* Start Exercise material *

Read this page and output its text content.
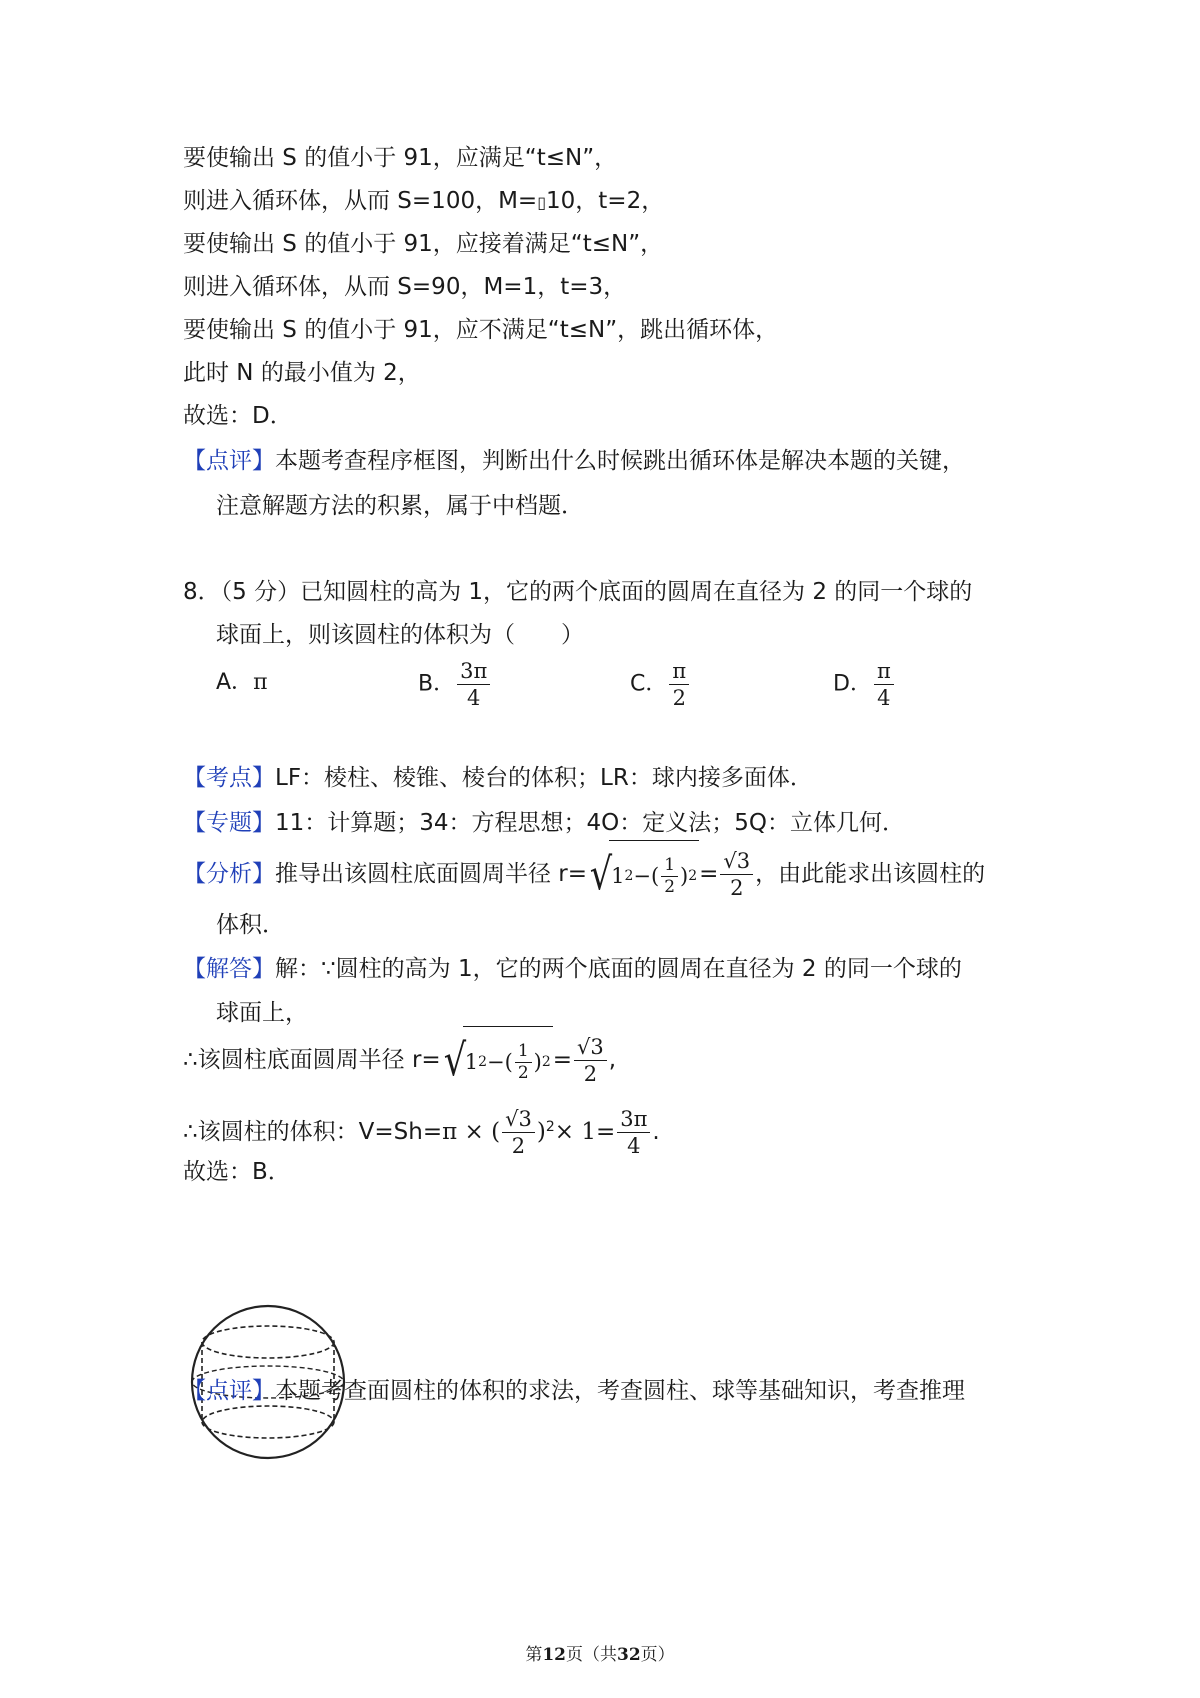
要使输出 S 的值小于 91，应满足“t≤N”，
则进入循环体，从而 S=100，M=▯10，t=2，
要使输出 S 的值小于 91，应接着满足“t≤N”，
则进入循环体，从而 S=90，M=1，t=3，
要使输出 S 的值小于 91，应不满足“t≤N”，跳出循环体，
此时 N 的最小值为 2，
故选：D．
【点评】本题考查程序框图，判断出什么时候跳出循环体是解决本题的关键，
注意解题方法的积累，属于中档题．
8．（5 分）已知圆柱的高为 1，它的两个底面的圆周在直径为 2 的同一个球的
球面上，则该圆柱的体积为（　　）
A．π	B． $\frac{3\pi}{4}$	C． $\frac{\pi}{2}$	D． $\frac{\pi}{4}$
【考点】LF：棱柱、棱锥、棱台的体积；LR：球内接多面体．
【专题】11：计算题；34：方程思想；4O：定义法；5Q：立体几何．
【分析】推导出该圆柱底面圆周半径 r= √
1 2 −( $\frac{1}{2}$ ) $2 = \frac{√3}{2}$ ，由此能求出该圆柱的
体积．
【解答】解：∵圆柱的高为 1，它的两个底面的圆周在直径为 2 的同一个球的
球面上，
∴该圆柱底面圆周半径 r= √
1 2 −( $\frac{1}{2}$ ) $2 = \frac{√3}{2}$ ,
∴该圆柱的体积：V=Sh=π × ( $\frac{√3}{2} )^2\times 1= \frac{3\pi}{4}$ .
故选：B．
【点评】本题考查面圆柱的体积的求法，考查圆柱、球等基础知识，考查推理
第12页（共32页）
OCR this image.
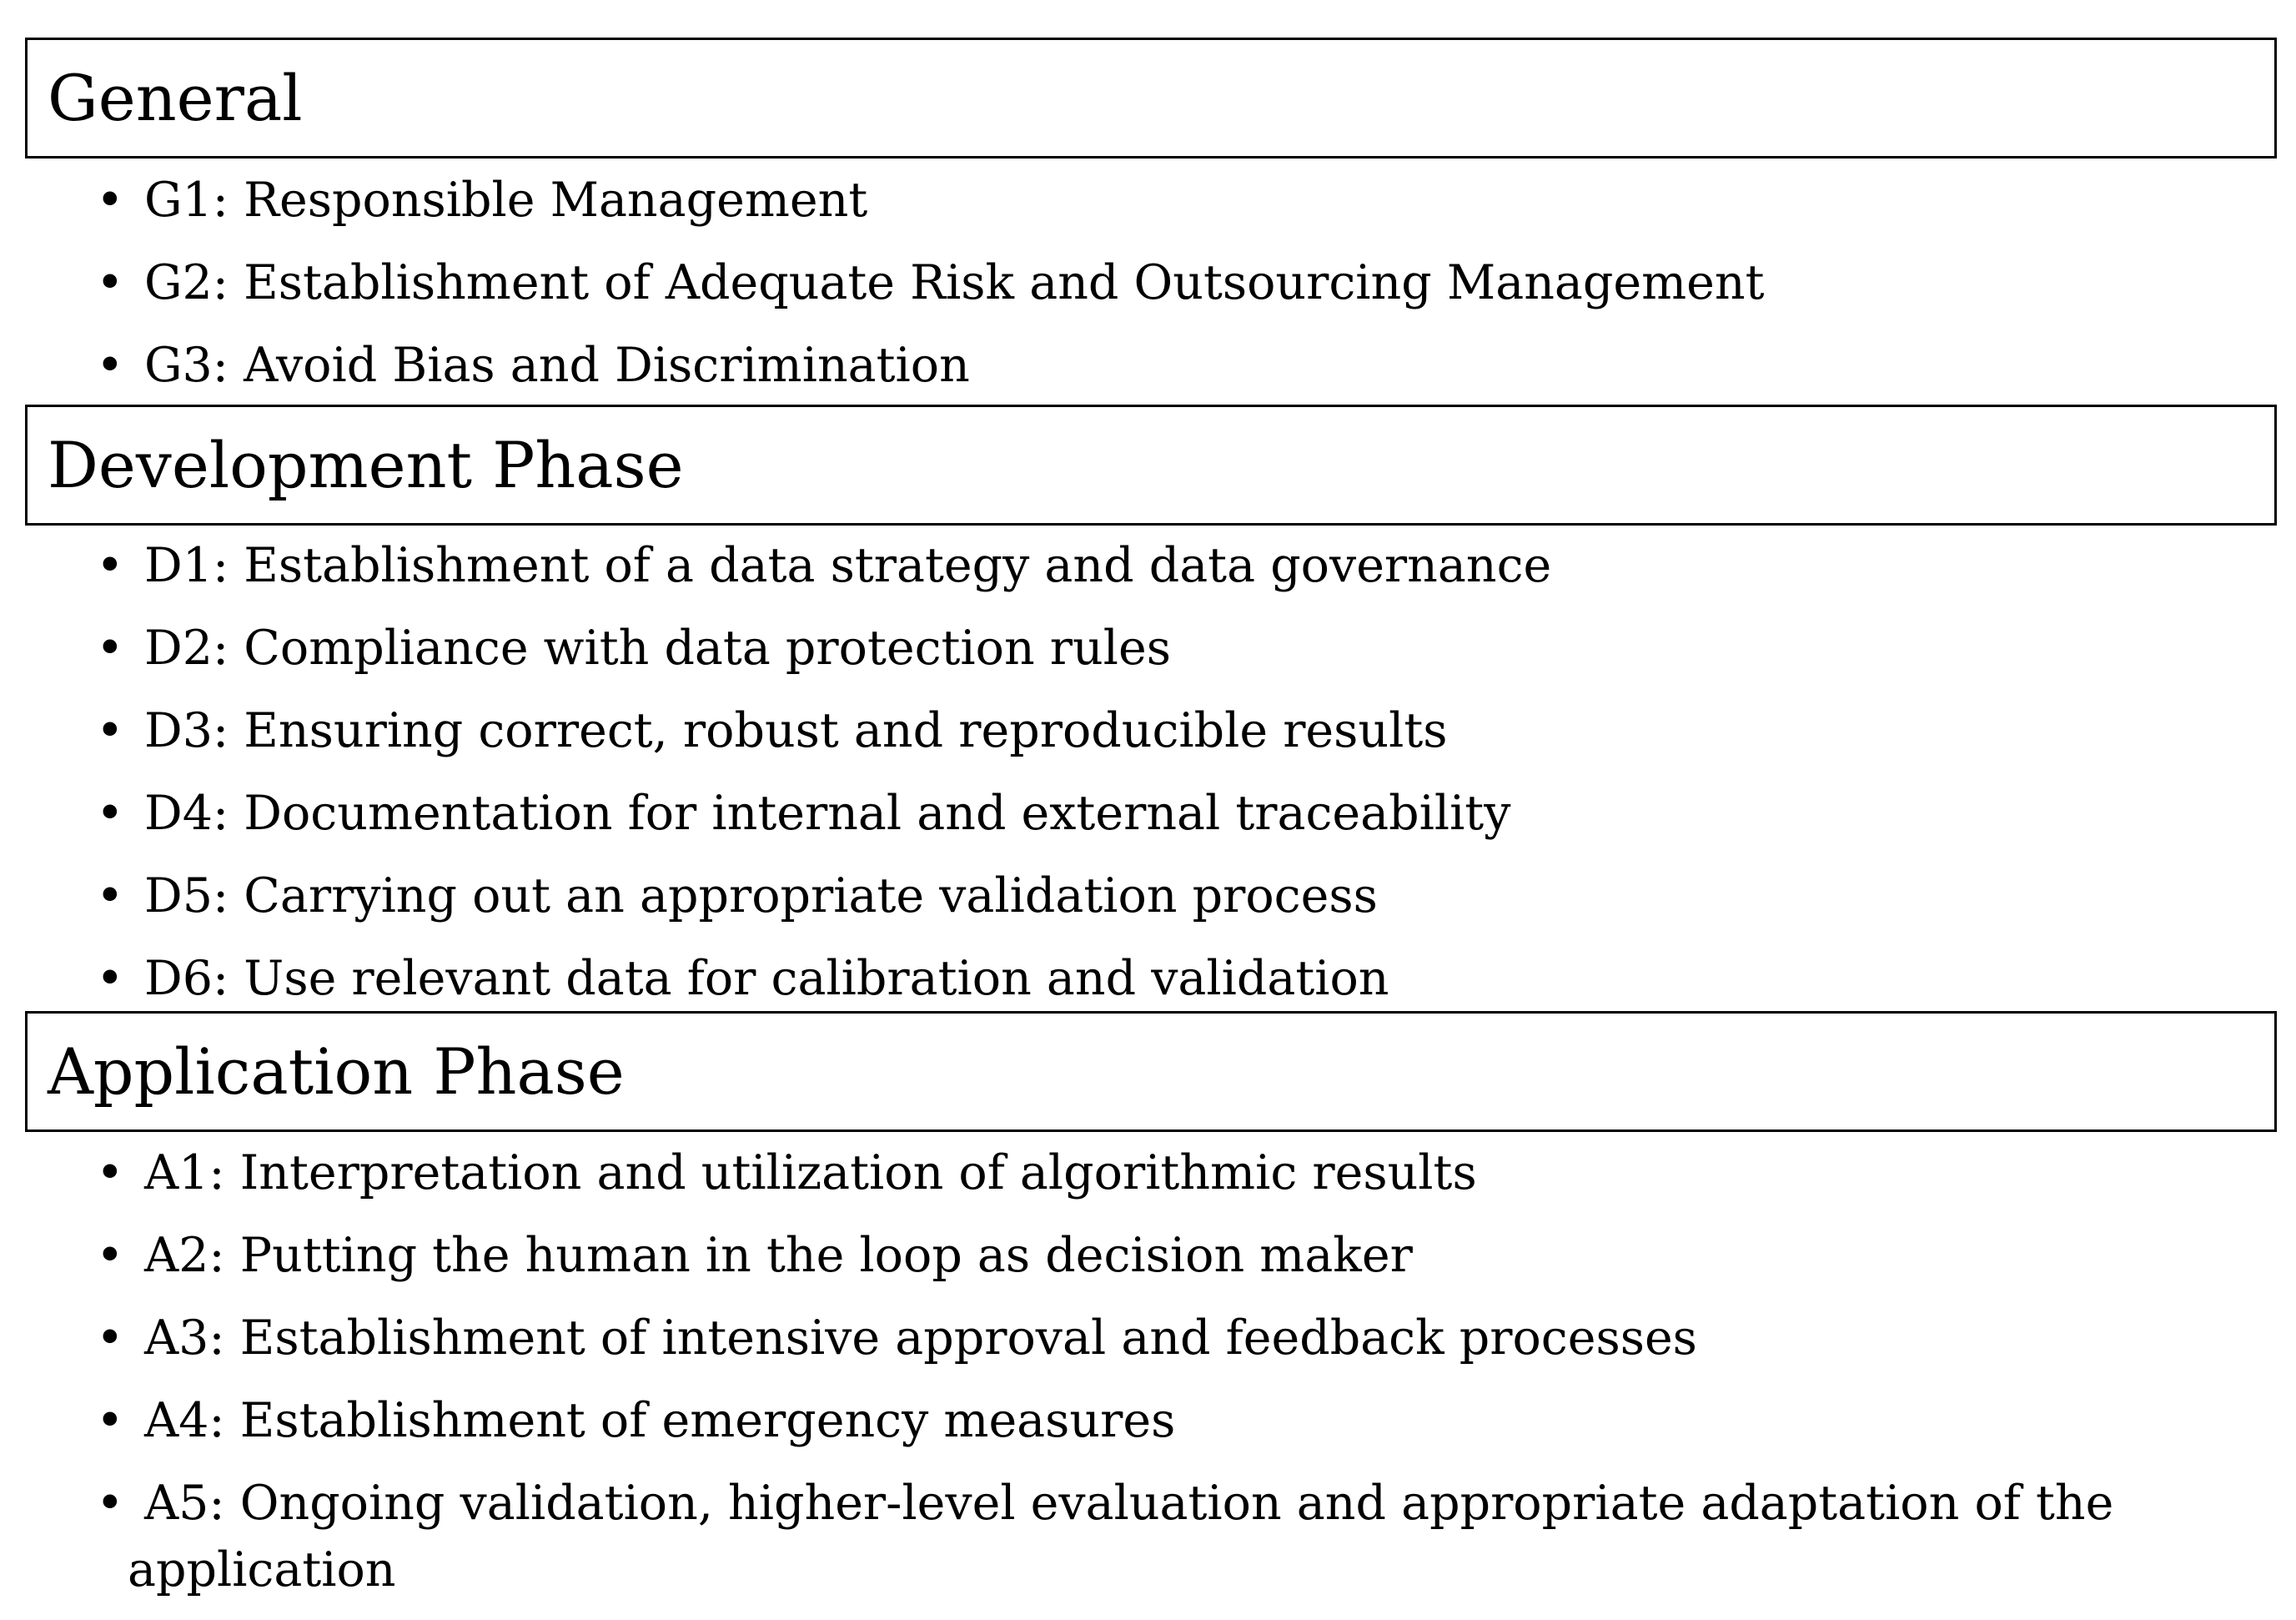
General
• G1: Responsible Management
• G2: Establishment of Adequate Risk and Outsourcing Management
• G3: Avoid Bias and Discrimination
Development Phase
• D1: Establishment of a data strategy and data governance
• D2: Compliance with data protection rules
• D3: Ensuring correct, robust and reproducible results
• D4: Documentation for internal and external traceability
• D5: Carrying out an appropriate validation process
• D6: Use relevant data for calibration and validation
Application Phase
• A1: Interpretation and utilization of algorithmic results
• A2: Putting the human in the loop as decision maker
• A3: Establishment of intensive approval and feedback processes
• A4: Establishment of emergency measures
• A5: Ongoing validation, higher-level evaluation and appropriate adaptation of the
application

* End Exercise material *

Written instruction =
Scan the lines above for "要使输出", then copy every one that has it.

Answer to the exercise =
要使输出 S 的值小于 91，应满足“t≤N”，
要使输出 S 的值小于 91，应接着满足“t≤N”，
要使输出 S 的值小于 91，应不满足“t≤N”，跳出循环体，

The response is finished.